Goal:
Using the listing below, please gather every line containing the word "this".

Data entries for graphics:
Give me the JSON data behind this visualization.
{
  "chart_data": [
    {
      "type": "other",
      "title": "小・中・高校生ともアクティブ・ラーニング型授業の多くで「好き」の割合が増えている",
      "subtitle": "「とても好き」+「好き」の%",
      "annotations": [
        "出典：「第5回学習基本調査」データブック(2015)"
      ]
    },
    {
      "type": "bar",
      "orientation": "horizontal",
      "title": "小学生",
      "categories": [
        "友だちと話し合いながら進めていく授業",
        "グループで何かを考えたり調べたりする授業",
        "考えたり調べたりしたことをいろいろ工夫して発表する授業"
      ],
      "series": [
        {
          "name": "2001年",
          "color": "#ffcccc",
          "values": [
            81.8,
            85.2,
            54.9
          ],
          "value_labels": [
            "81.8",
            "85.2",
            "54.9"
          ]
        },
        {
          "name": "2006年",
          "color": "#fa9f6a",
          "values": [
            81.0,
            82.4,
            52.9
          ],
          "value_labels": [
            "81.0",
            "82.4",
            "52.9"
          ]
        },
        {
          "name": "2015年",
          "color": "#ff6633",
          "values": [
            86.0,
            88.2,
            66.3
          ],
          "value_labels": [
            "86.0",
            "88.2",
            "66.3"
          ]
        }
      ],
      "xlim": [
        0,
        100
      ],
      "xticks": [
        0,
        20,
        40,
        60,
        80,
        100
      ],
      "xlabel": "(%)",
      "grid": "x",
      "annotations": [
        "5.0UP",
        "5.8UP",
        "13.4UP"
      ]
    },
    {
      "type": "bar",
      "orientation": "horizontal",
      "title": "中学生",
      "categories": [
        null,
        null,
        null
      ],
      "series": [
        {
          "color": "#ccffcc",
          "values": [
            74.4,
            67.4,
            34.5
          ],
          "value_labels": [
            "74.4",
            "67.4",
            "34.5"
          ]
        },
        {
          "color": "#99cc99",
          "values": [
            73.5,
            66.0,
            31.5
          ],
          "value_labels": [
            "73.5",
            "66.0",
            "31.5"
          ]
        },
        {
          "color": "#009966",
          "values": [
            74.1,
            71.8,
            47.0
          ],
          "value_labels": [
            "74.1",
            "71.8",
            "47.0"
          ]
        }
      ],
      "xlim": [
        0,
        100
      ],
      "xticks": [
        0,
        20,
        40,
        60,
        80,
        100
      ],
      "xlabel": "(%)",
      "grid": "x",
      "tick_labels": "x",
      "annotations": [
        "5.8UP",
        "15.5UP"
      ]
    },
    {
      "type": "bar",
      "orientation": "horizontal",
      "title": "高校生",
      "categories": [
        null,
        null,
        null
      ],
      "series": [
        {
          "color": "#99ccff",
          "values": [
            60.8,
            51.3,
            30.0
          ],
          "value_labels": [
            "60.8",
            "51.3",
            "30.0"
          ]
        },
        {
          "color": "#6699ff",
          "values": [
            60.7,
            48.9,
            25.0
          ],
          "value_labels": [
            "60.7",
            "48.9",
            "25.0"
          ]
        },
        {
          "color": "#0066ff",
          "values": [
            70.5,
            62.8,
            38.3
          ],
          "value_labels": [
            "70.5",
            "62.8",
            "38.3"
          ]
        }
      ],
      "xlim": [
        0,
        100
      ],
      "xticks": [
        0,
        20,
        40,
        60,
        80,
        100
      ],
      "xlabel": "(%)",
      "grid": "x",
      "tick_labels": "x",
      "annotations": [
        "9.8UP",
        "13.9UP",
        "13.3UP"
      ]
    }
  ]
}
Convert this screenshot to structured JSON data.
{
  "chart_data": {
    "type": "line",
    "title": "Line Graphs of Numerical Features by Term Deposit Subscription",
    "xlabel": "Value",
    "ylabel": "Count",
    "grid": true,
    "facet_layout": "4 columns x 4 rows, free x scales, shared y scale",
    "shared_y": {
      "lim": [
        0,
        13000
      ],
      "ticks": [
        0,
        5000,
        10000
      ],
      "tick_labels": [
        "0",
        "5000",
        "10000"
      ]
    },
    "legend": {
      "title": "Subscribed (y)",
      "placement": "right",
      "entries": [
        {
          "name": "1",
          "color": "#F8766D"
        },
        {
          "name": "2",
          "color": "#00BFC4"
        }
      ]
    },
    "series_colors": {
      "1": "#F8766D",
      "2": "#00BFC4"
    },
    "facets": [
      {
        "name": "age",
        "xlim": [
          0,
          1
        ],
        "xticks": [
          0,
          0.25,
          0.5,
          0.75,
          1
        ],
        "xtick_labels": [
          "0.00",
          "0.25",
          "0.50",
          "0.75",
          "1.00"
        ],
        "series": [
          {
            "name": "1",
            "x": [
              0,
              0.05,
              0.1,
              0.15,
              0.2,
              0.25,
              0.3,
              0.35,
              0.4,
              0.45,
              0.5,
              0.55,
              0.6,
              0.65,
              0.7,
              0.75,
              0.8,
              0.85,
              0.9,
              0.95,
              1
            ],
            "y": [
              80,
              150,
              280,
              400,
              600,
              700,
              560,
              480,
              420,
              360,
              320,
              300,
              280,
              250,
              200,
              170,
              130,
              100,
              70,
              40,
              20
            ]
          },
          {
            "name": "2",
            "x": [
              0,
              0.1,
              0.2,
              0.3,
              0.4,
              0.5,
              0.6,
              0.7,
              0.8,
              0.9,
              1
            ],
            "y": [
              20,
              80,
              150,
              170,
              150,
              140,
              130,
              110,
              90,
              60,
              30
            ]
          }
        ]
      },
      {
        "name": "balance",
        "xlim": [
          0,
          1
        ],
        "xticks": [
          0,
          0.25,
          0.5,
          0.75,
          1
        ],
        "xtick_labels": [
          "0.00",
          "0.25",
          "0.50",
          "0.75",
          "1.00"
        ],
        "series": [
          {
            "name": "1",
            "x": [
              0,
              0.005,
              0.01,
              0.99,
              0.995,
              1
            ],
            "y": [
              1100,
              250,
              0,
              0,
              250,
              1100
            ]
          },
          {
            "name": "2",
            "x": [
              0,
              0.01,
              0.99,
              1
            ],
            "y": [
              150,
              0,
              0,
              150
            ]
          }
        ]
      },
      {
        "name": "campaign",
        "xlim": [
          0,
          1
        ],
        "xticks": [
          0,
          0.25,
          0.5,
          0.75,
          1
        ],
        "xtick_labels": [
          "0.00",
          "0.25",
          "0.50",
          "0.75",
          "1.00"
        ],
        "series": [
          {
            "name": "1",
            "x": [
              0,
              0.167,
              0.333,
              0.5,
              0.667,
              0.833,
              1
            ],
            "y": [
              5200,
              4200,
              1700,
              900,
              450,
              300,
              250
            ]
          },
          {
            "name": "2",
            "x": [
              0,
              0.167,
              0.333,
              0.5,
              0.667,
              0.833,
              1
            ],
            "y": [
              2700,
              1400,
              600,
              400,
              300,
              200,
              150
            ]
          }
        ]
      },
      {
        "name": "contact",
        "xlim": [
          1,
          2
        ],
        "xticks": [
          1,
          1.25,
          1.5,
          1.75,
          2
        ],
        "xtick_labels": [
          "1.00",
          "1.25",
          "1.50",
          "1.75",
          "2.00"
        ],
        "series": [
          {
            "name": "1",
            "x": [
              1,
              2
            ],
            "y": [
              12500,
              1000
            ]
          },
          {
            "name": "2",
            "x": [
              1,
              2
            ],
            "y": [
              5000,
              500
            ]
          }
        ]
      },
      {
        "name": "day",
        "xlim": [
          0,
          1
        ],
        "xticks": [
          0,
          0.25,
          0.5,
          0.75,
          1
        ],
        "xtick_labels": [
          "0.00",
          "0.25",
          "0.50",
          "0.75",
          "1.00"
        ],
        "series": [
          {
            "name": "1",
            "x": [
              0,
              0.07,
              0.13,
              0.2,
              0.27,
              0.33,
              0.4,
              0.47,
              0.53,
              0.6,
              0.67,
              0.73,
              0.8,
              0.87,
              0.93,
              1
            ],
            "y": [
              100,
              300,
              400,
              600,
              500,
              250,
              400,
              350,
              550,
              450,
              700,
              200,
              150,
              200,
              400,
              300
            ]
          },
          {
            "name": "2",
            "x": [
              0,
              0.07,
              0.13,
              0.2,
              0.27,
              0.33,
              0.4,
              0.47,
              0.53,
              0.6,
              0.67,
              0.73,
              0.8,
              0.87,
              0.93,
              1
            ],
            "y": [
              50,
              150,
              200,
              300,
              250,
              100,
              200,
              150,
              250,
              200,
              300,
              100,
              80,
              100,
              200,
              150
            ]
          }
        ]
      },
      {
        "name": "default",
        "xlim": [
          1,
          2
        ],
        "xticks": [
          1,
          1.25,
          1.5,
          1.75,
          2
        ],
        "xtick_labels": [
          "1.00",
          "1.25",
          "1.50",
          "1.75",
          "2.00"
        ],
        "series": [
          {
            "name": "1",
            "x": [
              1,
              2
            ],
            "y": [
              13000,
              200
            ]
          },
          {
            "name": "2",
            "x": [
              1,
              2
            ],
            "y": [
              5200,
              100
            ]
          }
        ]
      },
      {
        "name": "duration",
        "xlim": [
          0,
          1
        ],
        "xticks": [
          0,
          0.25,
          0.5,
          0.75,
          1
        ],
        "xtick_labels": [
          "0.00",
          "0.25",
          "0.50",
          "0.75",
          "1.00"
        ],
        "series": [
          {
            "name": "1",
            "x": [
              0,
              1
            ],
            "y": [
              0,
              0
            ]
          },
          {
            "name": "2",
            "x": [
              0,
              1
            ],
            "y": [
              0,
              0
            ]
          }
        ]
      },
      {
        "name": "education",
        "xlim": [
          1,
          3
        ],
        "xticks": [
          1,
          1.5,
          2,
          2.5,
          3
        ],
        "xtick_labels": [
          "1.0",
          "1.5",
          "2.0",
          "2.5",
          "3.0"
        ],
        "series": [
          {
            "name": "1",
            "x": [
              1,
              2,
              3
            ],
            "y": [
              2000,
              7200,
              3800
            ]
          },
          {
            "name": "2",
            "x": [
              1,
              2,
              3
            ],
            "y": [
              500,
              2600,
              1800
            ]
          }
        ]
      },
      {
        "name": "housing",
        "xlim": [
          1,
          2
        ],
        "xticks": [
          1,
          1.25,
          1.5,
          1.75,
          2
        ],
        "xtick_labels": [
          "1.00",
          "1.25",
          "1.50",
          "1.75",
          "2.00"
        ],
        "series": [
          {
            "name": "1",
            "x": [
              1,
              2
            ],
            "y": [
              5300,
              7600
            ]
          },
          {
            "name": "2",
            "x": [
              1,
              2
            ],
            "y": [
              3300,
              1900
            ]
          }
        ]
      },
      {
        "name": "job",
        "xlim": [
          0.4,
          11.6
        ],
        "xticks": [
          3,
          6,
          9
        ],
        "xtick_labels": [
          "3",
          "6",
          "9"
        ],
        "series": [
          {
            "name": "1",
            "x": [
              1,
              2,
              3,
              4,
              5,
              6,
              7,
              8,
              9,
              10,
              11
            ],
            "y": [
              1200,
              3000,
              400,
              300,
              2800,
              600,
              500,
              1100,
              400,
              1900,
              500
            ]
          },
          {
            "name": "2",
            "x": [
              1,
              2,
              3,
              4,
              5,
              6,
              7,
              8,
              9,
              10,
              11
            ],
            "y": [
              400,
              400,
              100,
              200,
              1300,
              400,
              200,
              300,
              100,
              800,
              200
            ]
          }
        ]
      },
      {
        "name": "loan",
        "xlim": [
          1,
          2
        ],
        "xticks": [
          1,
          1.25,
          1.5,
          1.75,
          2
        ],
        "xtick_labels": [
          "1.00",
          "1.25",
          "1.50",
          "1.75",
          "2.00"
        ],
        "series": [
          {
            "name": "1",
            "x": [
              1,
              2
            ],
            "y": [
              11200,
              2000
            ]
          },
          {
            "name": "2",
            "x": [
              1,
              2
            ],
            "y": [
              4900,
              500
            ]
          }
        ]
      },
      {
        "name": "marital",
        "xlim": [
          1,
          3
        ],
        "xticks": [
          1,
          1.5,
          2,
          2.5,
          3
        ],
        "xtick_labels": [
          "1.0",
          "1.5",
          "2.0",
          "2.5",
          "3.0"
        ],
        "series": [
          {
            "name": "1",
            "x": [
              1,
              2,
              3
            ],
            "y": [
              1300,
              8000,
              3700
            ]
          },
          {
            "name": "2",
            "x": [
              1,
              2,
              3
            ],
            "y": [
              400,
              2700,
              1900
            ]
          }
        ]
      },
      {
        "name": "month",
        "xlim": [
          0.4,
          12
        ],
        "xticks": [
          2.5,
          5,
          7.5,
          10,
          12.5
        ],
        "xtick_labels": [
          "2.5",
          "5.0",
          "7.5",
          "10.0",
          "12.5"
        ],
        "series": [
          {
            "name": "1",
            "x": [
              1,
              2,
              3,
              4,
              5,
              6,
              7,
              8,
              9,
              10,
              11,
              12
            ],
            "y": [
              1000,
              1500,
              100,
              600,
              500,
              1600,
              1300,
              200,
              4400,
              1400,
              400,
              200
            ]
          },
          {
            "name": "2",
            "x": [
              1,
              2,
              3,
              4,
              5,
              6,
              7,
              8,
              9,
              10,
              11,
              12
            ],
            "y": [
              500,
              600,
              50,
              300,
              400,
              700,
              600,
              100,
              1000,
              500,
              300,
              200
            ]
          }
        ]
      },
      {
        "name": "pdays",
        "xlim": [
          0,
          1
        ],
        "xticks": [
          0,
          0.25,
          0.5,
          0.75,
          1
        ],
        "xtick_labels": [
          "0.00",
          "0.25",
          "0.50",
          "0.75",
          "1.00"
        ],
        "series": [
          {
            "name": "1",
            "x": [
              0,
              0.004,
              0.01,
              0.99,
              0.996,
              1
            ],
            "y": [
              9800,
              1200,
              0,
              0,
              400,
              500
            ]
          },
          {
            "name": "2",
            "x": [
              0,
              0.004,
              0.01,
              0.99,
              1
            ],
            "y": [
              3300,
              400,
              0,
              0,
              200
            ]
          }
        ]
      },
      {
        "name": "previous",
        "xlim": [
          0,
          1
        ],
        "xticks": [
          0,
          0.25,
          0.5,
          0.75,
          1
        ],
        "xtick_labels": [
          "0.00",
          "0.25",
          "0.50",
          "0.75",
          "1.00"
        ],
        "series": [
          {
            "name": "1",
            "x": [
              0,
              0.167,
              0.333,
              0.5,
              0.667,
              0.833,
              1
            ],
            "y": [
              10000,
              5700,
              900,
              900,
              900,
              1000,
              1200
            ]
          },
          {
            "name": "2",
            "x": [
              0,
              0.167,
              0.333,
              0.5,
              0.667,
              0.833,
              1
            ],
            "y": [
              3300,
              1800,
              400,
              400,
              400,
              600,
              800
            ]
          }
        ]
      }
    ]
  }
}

Answer for the task:
Give me the JSON data behind this visualization.
Convert this screenshot to structured JSON data.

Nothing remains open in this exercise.